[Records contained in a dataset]
>> START

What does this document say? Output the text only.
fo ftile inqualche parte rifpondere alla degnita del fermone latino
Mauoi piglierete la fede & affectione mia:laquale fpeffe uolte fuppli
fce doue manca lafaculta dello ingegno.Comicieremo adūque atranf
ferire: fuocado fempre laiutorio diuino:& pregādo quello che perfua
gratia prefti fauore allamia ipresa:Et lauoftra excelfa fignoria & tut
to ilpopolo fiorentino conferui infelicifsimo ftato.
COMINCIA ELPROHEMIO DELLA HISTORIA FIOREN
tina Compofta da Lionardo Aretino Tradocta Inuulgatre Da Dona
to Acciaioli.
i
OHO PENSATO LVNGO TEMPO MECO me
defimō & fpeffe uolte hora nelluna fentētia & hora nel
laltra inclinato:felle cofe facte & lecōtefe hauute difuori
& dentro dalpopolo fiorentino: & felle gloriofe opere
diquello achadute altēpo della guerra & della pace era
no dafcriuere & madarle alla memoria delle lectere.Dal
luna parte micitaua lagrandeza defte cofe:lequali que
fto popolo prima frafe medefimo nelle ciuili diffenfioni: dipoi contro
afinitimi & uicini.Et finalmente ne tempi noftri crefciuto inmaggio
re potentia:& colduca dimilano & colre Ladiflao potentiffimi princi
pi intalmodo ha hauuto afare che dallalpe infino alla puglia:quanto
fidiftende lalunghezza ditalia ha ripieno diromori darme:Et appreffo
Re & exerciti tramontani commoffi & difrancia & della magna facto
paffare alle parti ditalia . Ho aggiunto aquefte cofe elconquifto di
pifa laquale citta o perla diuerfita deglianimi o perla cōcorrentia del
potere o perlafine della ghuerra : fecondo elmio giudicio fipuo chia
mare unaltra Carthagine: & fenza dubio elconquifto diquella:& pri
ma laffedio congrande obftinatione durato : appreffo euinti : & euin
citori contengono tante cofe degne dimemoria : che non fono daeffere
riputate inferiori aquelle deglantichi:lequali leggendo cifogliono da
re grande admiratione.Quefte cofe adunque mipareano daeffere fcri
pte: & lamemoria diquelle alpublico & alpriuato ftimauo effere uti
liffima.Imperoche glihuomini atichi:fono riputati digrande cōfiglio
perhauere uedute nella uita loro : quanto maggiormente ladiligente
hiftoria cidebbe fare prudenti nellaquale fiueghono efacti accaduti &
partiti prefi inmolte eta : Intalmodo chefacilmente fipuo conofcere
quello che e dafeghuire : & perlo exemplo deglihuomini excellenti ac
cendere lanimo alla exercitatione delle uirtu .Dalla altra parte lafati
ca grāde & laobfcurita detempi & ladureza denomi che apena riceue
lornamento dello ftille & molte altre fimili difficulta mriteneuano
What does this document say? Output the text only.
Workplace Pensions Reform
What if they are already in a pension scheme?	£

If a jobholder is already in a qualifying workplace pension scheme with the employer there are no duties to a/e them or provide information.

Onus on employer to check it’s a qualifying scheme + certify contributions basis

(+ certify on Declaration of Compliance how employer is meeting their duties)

>> END

Given task: Write out every line exactly as it stands.

Final result:
What does this document say? Output the text only.
fo ftile inqualche parte rifpondere alla degnita del fermone latino
Mauoi piglierete la fede & affectione mia:laquale fpeffe uolte fuppli
fce doue manca lafaculta dello ingegno.Comicieremo adūque atranf
ferire: fuocado fempre laiutorio diuino:& pregādo quello che perfua
gratia prefti fauore allamia ipresa:Et lauoftra excelfa fignoria & tut
to ilpopolo fiorentino conferui infelicifsimo ftato.
COMINCIA ELPROHEMIO DELLA HISTORIA FIOREN
tina Compofta da Lionardo Aretino Tradocta Inuulgatre Da Dona
to Acciaioli.
i
OHO PENSATO LVNGO TEMPO MECO me
defimō & fpeffe uolte hora nelluna fentētia & hora nel
laltra inclinato:felle cofe facte & lecōtefe hauute difuori
& dentro dalpopolo fiorentino: & felle gloriofe opere
diquello achadute altēpo della guerra & della pace era
no dafcriuere & madarle alla memoria delle lectere.Dal
luna parte micitaua lagrandeza defte cofe:lequali que
fto popolo prima frafe medefimo nelle ciuili diffenfioni: dipoi contro
afinitimi & uicini.Et finalmente ne tempi noftri crefciuto inmaggio
re potentia:& colduca dimilano & colre Ladiflao potentiffimi princi
pi intalmodo ha hauuto afare che dallalpe infino alla puglia:quanto
fidiftende lalunghezza ditalia ha ripieno diromori darme:Et appreffo
Re & exerciti tramontani commoffi & difrancia & della magna facto
paffare alle parti ditalia . Ho aggiunto aquefte cofe elconquifto di
pifa laquale citta o perla diuerfita deglianimi o perla cōcorrentia del
potere o perlafine della ghuerra : fecondo elmio giudicio fipuo chia
mare unaltra Carthagine: & fenza dubio elconquifto diquella:& pri
ma laffedio congrande obftinatione durato : appreffo euinti : & euin
citori contengono tante cofe degne dimemoria : che non fono daeffere
riputate inferiori aquelle deglantichi:lequali leggendo cifogliono da
re grande admiratione.Quefte cofe adunque mipareano daeffere fcri
pte: & lamemoria diquelle alpublico & alpriuato ftimauo effere uti
liffima.Imperoche glihuomini atichi:fono riputati digrande cōfiglio
perhauere uedute nella uita loro : quanto maggiormente ladiligente
hiftoria cidebbe fare prudenti nellaquale fiueghono efacti accaduti &
partiti prefi inmolte eta : Intalmodo chefacilmente fipuo conofcere
quello che e dafeghuire : & perlo exemplo deglihuomini excellenti ac
cendere lanimo alla exercitatione delle uirtu .Dalla altra parte lafati
ca grāde & laobfcurita detempi & ladureza denomi che apena riceue
lornamento dello ftille & molte altre fimili difficulta mriteneuano
What does this document say? Output the text only.
Workplace Pensions Reform
What if they are already in a pension scheme?	£

If a jobholder is already in a qualifying workplace pension scheme with the employer there are no duties to a/e them or provide information.

Onus on employer to check it’s a qualifying scheme + certify contributions basis

(+ certify on Declaration of Compliance how employer is meeting their duties)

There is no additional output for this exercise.